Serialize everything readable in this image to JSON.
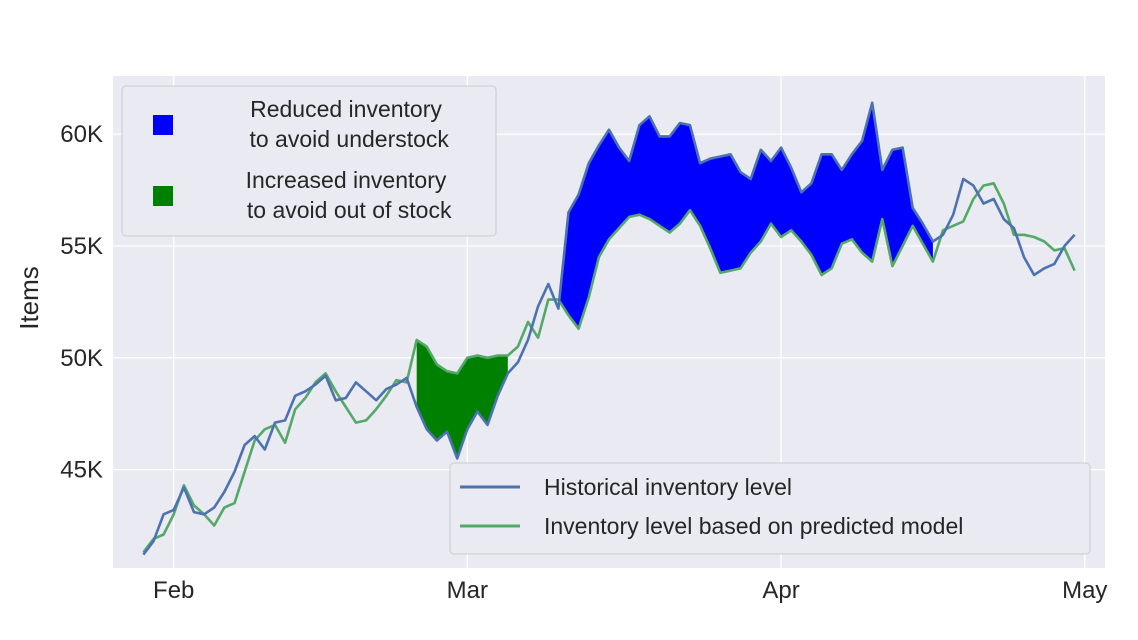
{
  "chart_data": {
    "type": "line",
    "title": "",
    "xlabel": "",
    "ylabel": "Items",
    "xlim": [
      "2024-01-26",
      "2024-05-03"
    ],
    "ylim": [
      40600,
      62600
    ],
    "grid": true,
    "x_ticks": [
      {
        "date": "2024-02-01",
        "label": "Feb"
      },
      {
        "date": "2024-03-01",
        "label": "Mar"
      },
      {
        "date": "2024-04-01",
        "label": "Apr"
      },
      {
        "date": "2024-05-01",
        "label": "May"
      }
    ],
    "y_ticks": [
      {
        "value": 45000,
        "label": "45K"
      },
      {
        "value": 50000,
        "label": "50K"
      },
      {
        "value": 55000,
        "label": "55K"
      },
      {
        "value": 60000,
        "label": "60K"
      }
    ],
    "x": [
      "2024-01-29",
      "2024-01-30",
      "2024-01-31",
      "2024-02-01",
      "2024-02-02",
      "2024-02-03",
      "2024-02-04",
      "2024-02-05",
      "2024-02-06",
      "2024-02-07",
      "2024-02-08",
      "2024-02-09",
      "2024-02-10",
      "2024-02-11",
      "2024-02-12",
      "2024-02-13",
      "2024-02-14",
      "2024-02-15",
      "2024-02-16",
      "2024-02-17",
      "2024-02-18",
      "2024-02-19",
      "2024-02-20",
      "2024-02-21",
      "2024-02-22",
      "2024-02-23",
      "2024-02-24",
      "2024-02-25",
      "2024-02-26",
      "2024-02-27",
      "2024-02-28",
      "2024-02-29",
      "2024-03-01",
      "2024-03-02",
      "2024-03-03",
      "2024-03-04",
      "2024-03-05",
      "2024-03-06",
      "2024-03-07",
      "2024-03-08",
      "2024-03-09",
      "2024-03-10",
      "2024-03-11",
      "2024-03-12",
      "2024-03-13",
      "2024-03-14",
      "2024-03-15",
      "2024-03-16",
      "2024-03-17",
      "2024-03-18",
      "2024-03-19",
      "2024-03-20",
      "2024-03-21",
      "2024-03-22",
      "2024-03-23",
      "2024-03-24",
      "2024-03-25",
      "2024-03-26",
      "2024-03-27",
      "2024-03-28",
      "2024-03-29",
      "2024-03-30",
      "2024-03-31",
      "2024-04-01",
      "2024-04-02",
      "2024-04-03",
      "2024-04-04",
      "2024-04-05",
      "2024-04-06",
      "2024-04-07",
      "2024-04-08",
      "2024-04-09",
      "2024-04-10",
      "2024-04-11",
      "2024-04-12",
      "2024-04-13",
      "2024-04-14",
      "2024-04-15",
      "2024-04-16",
      "2024-04-17",
      "2024-04-18",
      "2024-04-19",
      "2024-04-20",
      "2024-04-21",
      "2024-04-22",
      "2024-04-23",
      "2024-04-24",
      "2024-04-25",
      "2024-04-26",
      "2024-04-27",
      "2024-04-28",
      "2024-04-29",
      "2024-04-30"
    ],
    "series": [
      {
        "name": "Historical inventory level",
        "color": "#4c72b0",
        "values": [
          41200,
          41800,
          43000,
          43200,
          44200,
          43100,
          43000,
          43300,
          44000,
          44900,
          46100,
          46500,
          45900,
          47100,
          47200,
          48300,
          48500,
          48800,
          49200,
          48100,
          48200,
          48900,
          48500,
          48100,
          48600,
          48800,
          49100,
          47800,
          46800,
          46300,
          46700,
          45500,
          46800,
          47600,
          47000,
          48300,
          49300,
          49800,
          50800,
          52300,
          53300,
          52200,
          56500,
          57300,
          58700,
          59500,
          60200,
          59400,
          58800,
          60400,
          60800,
          59900,
          59900,
          60500,
          60400,
          58700,
          58900,
          59000,
          59100,
          58300,
          58000,
          59300,
          58800,
          59400,
          58500,
          57400,
          57800,
          59100,
          59100,
          58400,
          59100,
          59700,
          61400,
          58400,
          59300,
          59400,
          56700,
          56000,
          55200,
          55500,
          56400,
          58000,
          57700,
          56900,
          57100,
          56200,
          55800,
          54500,
          53700,
          54000,
          54200,
          55000,
          55500
        ]
      },
      {
        "name": "Inventory level based on predicted model",
        "color": "#55a868",
        "values": [
          41300,
          41900,
          42100,
          43000,
          44300,
          43400,
          43000,
          42500,
          43300,
          43500,
          44900,
          46300,
          46800,
          47000,
          46200,
          47700,
          48200,
          48900,
          49300,
          48500,
          47800,
          47100,
          47200,
          47700,
          48300,
          49000,
          48900,
          50800,
          50500,
          49700,
          49400,
          49300,
          50000,
          50100,
          50000,
          50100,
          50100,
          50500,
          51600,
          50900,
          52600,
          52600,
          51900,
          51300,
          52700,
          54500,
          55300,
          55800,
          56300,
          56400,
          56200,
          55900,
          55600,
          56000,
          56600,
          55900,
          54900,
          53800,
          53900,
          54000,
          54700,
          55200,
          56000,
          55400,
          55700,
          55200,
          54600,
          53700,
          54000,
          55100,
          55300,
          54700,
          54300,
          56200,
          54100,
          55000,
          55900,
          55100,
          54300,
          55700,
          55900,
          56100,
          57100,
          57700,
          57800,
          56900,
          55500,
          55500,
          55400,
          55200,
          54800,
          54900,
          53900
        ]
      }
    ],
    "legends": {
      "fill": [
        {
          "label": "Reduced inventory\n to avoid understock",
          "color": "#0000ff"
        },
        {
          "label": "Increased inventory\n to avoid out of stock",
          "color": "#008000"
        }
      ],
      "lines": [
        {
          "label": "Historical inventory level",
          "color": "#4c72b0"
        },
        {
          "label": "Inventory level based on predicted model",
          "color": "#55a868"
        }
      ]
    },
    "fill_regions": [
      {
        "label": "Increased inventory\n to avoid out of stock",
        "color": "#008000",
        "from": "2024-02-25",
        "to": "2024-03-05"
      },
      {
        "label": "Reduced inventory\n to avoid understock",
        "color": "#0000ff",
        "from": "2024-03-10",
        "to": "2024-04-16"
      }
    ]
  }
}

> [Directive]: Lines that include the word "Increased" are to be extracted from the data above.

> [Task answer]:
          "label": "Increased inventory\n to avoid out of stock",
        "label": "Increased inventory\n to avoid out of stock",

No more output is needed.